[Dataset entries]
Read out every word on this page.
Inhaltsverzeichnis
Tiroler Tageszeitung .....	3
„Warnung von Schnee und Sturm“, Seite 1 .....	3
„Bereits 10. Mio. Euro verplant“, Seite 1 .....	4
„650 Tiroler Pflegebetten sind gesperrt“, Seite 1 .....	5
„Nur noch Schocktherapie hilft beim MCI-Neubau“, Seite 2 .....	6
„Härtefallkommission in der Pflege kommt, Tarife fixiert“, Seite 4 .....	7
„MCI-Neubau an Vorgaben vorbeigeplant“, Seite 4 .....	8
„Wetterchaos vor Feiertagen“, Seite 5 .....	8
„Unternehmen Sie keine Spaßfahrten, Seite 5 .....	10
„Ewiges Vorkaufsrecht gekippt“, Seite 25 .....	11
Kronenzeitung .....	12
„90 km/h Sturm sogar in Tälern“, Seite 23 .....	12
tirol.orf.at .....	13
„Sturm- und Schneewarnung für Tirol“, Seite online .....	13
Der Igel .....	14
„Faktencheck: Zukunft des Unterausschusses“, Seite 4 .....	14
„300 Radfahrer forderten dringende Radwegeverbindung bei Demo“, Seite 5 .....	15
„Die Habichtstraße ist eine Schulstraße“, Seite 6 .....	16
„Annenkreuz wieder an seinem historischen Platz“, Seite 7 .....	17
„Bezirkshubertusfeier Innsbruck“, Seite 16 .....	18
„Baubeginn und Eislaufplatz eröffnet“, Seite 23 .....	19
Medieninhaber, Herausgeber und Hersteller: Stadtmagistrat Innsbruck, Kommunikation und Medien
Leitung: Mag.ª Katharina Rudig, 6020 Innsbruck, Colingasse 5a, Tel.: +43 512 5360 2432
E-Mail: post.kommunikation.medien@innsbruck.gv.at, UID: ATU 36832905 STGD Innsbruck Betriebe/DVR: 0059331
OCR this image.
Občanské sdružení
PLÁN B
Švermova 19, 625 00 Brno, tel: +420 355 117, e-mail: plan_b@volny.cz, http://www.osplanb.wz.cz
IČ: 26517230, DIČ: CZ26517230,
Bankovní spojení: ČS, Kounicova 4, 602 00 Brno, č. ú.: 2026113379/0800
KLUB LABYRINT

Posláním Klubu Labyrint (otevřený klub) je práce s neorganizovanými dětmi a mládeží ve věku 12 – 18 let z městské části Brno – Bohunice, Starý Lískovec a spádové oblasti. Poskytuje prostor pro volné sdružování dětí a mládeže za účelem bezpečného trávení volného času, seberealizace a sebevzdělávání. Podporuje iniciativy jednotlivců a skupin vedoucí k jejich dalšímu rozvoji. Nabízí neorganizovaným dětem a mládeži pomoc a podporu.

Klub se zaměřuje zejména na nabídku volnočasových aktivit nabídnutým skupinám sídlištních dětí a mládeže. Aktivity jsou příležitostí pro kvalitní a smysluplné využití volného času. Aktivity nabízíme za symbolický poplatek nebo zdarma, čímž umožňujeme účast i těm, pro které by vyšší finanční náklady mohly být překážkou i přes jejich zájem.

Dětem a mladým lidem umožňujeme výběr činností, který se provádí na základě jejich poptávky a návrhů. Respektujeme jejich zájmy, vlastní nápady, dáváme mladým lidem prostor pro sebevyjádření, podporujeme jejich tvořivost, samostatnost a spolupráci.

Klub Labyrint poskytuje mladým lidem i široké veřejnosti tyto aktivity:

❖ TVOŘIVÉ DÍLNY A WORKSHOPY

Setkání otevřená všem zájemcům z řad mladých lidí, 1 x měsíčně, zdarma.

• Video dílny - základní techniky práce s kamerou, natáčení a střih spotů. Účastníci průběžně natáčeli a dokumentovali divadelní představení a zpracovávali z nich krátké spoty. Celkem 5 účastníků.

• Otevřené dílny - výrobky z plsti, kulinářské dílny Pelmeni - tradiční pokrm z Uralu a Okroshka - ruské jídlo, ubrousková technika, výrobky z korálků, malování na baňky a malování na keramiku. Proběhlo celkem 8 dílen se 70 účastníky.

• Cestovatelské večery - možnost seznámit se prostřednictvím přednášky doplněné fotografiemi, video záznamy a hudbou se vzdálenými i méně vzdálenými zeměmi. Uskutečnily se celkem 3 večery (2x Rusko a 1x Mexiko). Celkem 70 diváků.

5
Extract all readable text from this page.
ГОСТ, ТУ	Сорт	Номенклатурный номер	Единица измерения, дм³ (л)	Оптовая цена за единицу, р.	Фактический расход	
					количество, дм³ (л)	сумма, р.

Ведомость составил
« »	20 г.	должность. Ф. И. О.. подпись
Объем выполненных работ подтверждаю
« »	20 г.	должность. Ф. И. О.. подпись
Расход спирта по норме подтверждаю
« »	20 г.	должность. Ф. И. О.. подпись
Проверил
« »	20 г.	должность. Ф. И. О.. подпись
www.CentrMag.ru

* **Exercise**
Which lines above hold the word "Innsbruck"? Copy each of them.

* **Result of the task**
„Bezirkshubertusfeier Innsbruck“, Seite 16 .....	18
Medieninhaber, Herausgeber und Hersteller: Stadtmagistrat Innsbruck, Kommunikation und Medien
Leitung: Mag.ª Katharina Rudig, 6020 Innsbruck, Colingasse 5a, Tel.: +43 512 5360 2432
E-Mail: post.kommunikation.medien@innsbruck.gv.at, UID: ATU 36832905 STGD Innsbruck Betriebe/DVR: 0059331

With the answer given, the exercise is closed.